-- start RECORDS PROVIDED --

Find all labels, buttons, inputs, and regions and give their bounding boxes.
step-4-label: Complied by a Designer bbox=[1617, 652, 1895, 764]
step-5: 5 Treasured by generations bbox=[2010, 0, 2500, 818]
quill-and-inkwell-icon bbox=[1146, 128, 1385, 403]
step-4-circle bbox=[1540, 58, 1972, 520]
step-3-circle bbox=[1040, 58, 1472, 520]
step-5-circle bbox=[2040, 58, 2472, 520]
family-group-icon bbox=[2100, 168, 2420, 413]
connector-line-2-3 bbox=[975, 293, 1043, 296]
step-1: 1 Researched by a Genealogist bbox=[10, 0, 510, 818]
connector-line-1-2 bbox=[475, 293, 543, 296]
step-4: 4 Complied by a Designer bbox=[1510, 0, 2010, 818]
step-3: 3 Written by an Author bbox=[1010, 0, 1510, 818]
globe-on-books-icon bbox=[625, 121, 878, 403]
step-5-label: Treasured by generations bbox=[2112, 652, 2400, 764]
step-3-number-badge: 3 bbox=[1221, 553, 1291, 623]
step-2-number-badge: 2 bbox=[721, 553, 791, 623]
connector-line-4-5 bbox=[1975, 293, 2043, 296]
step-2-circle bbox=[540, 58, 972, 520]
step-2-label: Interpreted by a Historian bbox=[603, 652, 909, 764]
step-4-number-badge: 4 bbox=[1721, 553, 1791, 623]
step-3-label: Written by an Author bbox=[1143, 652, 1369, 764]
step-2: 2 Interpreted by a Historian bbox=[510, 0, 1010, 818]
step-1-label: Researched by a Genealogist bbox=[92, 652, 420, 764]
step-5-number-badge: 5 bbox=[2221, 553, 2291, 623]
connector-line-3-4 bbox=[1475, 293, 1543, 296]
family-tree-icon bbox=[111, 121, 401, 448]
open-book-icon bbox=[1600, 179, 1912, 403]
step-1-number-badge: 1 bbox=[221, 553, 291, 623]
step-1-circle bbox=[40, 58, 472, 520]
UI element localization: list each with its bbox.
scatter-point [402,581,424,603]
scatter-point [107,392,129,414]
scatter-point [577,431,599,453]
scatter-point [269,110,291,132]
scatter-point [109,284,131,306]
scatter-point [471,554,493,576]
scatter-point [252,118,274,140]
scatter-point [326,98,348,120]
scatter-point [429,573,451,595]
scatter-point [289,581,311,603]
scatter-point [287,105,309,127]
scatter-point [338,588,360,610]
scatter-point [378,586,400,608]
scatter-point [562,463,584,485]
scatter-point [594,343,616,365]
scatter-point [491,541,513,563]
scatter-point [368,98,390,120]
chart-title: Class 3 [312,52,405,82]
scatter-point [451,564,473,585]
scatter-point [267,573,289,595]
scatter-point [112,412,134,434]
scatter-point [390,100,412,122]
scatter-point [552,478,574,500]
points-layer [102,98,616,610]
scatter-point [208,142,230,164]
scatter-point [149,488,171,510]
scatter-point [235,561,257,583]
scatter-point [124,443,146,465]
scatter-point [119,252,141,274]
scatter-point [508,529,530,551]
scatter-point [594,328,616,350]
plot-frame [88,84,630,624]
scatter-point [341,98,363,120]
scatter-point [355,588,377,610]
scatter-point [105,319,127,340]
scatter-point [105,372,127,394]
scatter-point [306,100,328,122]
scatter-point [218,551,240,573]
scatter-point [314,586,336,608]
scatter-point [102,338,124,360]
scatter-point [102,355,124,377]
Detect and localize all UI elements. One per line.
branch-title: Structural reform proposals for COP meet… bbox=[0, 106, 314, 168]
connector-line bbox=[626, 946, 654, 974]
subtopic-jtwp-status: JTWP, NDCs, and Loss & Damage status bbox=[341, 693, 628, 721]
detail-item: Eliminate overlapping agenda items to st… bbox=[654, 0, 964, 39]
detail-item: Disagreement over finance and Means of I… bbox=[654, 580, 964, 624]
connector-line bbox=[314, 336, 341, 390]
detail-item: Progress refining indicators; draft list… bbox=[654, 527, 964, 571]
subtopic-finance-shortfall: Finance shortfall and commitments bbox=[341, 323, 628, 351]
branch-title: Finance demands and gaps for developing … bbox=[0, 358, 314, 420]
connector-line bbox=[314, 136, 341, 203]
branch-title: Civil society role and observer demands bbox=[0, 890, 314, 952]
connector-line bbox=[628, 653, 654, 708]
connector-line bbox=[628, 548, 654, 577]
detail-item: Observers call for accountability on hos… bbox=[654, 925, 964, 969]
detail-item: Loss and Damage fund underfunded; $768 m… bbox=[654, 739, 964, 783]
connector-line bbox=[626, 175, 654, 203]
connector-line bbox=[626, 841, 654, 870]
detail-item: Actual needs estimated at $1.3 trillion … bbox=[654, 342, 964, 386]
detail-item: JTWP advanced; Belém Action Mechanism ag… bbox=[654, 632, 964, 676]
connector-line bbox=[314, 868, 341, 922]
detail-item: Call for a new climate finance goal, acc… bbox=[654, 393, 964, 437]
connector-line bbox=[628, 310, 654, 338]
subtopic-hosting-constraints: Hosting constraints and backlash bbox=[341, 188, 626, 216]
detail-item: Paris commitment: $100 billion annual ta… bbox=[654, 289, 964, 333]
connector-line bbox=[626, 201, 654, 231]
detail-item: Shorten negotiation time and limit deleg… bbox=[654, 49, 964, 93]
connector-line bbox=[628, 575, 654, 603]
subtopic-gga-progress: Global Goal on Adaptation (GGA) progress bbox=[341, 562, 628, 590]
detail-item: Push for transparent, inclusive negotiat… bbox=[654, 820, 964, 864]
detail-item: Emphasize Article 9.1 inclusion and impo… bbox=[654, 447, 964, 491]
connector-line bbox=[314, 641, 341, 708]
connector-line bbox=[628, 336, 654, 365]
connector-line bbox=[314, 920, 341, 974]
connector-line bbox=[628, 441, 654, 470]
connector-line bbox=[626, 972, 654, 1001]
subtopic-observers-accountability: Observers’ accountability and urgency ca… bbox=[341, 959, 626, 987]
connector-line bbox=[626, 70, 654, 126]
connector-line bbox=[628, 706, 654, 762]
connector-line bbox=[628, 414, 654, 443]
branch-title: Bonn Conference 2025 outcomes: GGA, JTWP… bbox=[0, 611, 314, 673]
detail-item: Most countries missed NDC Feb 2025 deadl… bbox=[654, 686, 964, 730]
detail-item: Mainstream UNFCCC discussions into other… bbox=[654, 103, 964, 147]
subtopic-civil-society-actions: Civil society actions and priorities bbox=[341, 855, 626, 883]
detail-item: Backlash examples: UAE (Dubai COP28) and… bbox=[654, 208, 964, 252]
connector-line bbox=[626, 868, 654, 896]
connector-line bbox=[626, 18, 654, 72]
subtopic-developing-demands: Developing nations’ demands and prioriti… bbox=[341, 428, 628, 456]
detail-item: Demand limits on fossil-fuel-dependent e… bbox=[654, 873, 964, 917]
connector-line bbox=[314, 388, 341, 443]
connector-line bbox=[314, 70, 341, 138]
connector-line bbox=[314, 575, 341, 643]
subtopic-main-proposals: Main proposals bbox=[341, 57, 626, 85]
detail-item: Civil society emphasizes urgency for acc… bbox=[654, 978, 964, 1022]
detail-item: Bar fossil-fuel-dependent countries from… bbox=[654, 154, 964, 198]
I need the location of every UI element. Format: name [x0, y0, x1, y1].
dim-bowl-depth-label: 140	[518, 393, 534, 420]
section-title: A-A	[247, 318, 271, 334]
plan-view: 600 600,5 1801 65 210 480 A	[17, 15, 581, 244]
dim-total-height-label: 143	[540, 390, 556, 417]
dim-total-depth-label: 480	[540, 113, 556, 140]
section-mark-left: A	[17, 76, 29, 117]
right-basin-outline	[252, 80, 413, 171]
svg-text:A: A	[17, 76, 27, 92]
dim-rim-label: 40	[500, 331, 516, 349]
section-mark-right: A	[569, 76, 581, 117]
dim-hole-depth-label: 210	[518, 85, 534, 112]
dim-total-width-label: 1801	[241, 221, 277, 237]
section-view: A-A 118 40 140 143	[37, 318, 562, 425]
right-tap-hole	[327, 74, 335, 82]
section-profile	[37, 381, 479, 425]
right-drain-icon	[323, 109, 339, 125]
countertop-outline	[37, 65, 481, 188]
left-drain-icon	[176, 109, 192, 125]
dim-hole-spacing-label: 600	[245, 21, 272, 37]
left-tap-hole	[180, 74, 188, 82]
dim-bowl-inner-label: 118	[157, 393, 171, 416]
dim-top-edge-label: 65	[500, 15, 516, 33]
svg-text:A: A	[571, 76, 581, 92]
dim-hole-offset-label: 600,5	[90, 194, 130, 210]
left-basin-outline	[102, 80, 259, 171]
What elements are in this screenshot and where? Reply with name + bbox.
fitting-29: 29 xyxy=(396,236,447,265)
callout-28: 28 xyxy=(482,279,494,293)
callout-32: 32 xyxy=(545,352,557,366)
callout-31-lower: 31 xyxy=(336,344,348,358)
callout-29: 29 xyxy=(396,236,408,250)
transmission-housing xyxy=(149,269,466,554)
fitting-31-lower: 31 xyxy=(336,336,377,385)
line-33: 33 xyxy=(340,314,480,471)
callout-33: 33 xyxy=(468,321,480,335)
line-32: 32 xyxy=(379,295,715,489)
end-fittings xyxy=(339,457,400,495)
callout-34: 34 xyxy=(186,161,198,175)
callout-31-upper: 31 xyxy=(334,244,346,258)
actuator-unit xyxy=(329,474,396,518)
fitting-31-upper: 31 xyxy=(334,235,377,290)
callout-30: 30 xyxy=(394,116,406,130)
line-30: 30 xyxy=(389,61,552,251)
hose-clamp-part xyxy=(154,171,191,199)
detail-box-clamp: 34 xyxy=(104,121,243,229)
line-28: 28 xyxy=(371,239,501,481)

-- end RECORDS PROVIDED --

● **STATED PROBLEM**: Report every row above that contains the string "list", copying each one in full. Matching is case-sensitive.

● **RESULT**:
UI element localization: list each with its bbox.
detail-item: Progress refining indicators; draft list… bbox=[654, 527, 964, 571]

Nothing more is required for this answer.